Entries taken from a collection
---

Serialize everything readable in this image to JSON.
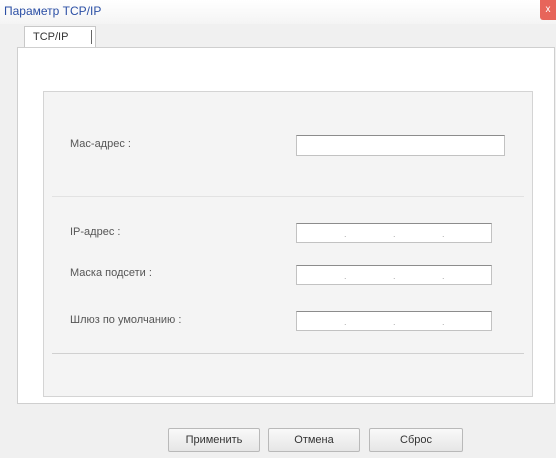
{
  "window": {
    "title": "Параметр TCP/IP",
    "close_label": "x"
  },
  "tabs": [
    {
      "label": "TCP/IP"
    }
  ],
  "fields": {
    "mac_label": "Мас-адрес :",
    "ip_label": "IP-адрес :",
    "mask_label": "Маска подсети :",
    "gateway_label": "Шлюз по умолчанию :",
    "dot": "."
  },
  "buttons": {
    "apply": "Применить",
    "cancel": "Отмена",
    "reset": "Сброс"
  }
}
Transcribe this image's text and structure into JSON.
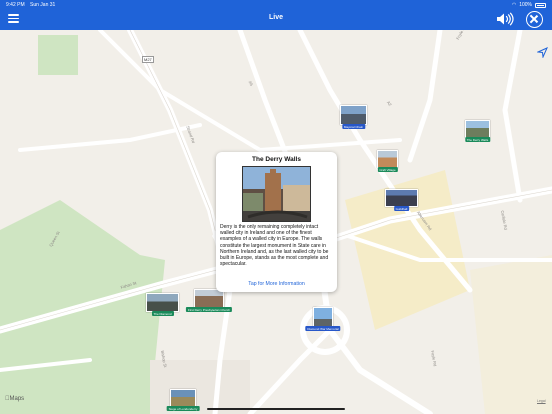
{
  "status_bar": {
    "time": "9:42 PM",
    "date": "Sun Jan 31",
    "battery": "100%"
  },
  "nav": {
    "title": "Live"
  },
  "map": {
    "road_labels": [
      "M27",
      "A5",
      "A2",
      "Foyle St",
      "Strand Rd",
      "Fahan St",
      "Bishop St",
      "Abercorn Rd",
      "Foyle Rd",
      "Carlisle Rd",
      "Queen St"
    ],
    "pins": [
      {
        "name": "Mayoral Chain",
        "label": "Mayoral Chain"
      },
      {
        "name": "The Derry Walls",
        "label": "The Derry Walls"
      },
      {
        "name": "Craft Village",
        "label": "Craft Village"
      },
      {
        "name": "Guildhall",
        "label": "Guildhall"
      },
      {
        "name": "The Diamond",
        "label": "The Diamond"
      },
      {
        "name": "First Derry Presbyterian Church",
        "label": "First Derry Presbyterian Church"
      },
      {
        "name": "Diamond War Memorial",
        "label": "Diamond War Memorial"
      },
      {
        "name": "Siege of Londonderry",
        "label": "Siege of Londonderry"
      }
    ],
    "maps_logo": "Maps",
    "legal": "Legal"
  },
  "callout": {
    "title": "The Derry Walls",
    "description": "Derry is the only remaining completely intact walled city in Ireland and one of the finest examples of a walled city in Europe. The walls constitute the largest monument in State care in Northern Ireland and, as the last walled city to be built in Europe, stands as the most complete and spectacular.",
    "link": "Tap for More Information"
  },
  "icons": [
    "menu-icon",
    "speaker-icon",
    "close-icon",
    "location-arrow-icon"
  ],
  "colors": {
    "nav_bar": "#1f63d8",
    "link": "#1f63d8",
    "tag_green": "#1a8a5a",
    "tag_blue": "#2757c9"
  }
}
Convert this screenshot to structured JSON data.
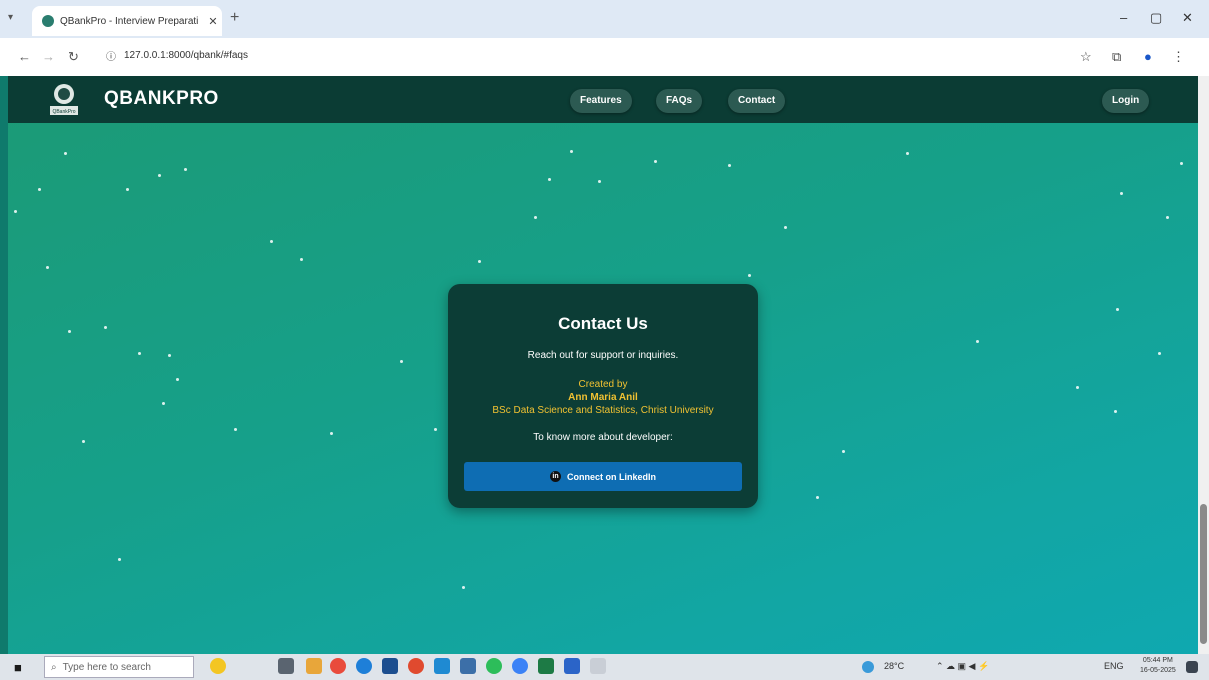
{
  "browser": {
    "tab_title": "QBankPro - Interview Preparati",
    "tab_close": "✕",
    "new_tab": "+",
    "url": "127.0.0.1:8000/qbank/#faqs"
  },
  "header": {
    "brand": "QBANKPRO",
    "logo_text": "QBankPro",
    "nav": [
      {
        "label": "Features"
      },
      {
        "label": "FAQs"
      },
      {
        "label": "Contact"
      }
    ],
    "login_label": "Login"
  },
  "contact": {
    "title": "Contact Us",
    "subtitle": "Reach out for support or inquiries.",
    "created_by": "Created by",
    "author": "Ann Maria Anil",
    "affiliation": "BSc Data Science and Statistics, Christ University",
    "know_more": "To know more about developer:",
    "linkedin_label": "Connect on LinkedIn"
  },
  "taskbar": {
    "search_placeholder": "Type here to search",
    "weather": "28°C",
    "language": "ENG",
    "time": "05:44 PM",
    "date": "16-05-2025"
  },
  "colors": {
    "appbar": "#0b3c34",
    "card": "#0c3d36",
    "gold": "#f1c232",
    "linkedin": "#0e6db3"
  }
}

---

* [EXERCISE DESCRIPTION]:
Consider the entries above and return each line with the string "JSON".

* [COMPLETED EXERCISE]:
Serialize everything readable in this image to JSON.
Transcribe this image's text and structure into JSON.
Convert this screenshot to structured JSON data.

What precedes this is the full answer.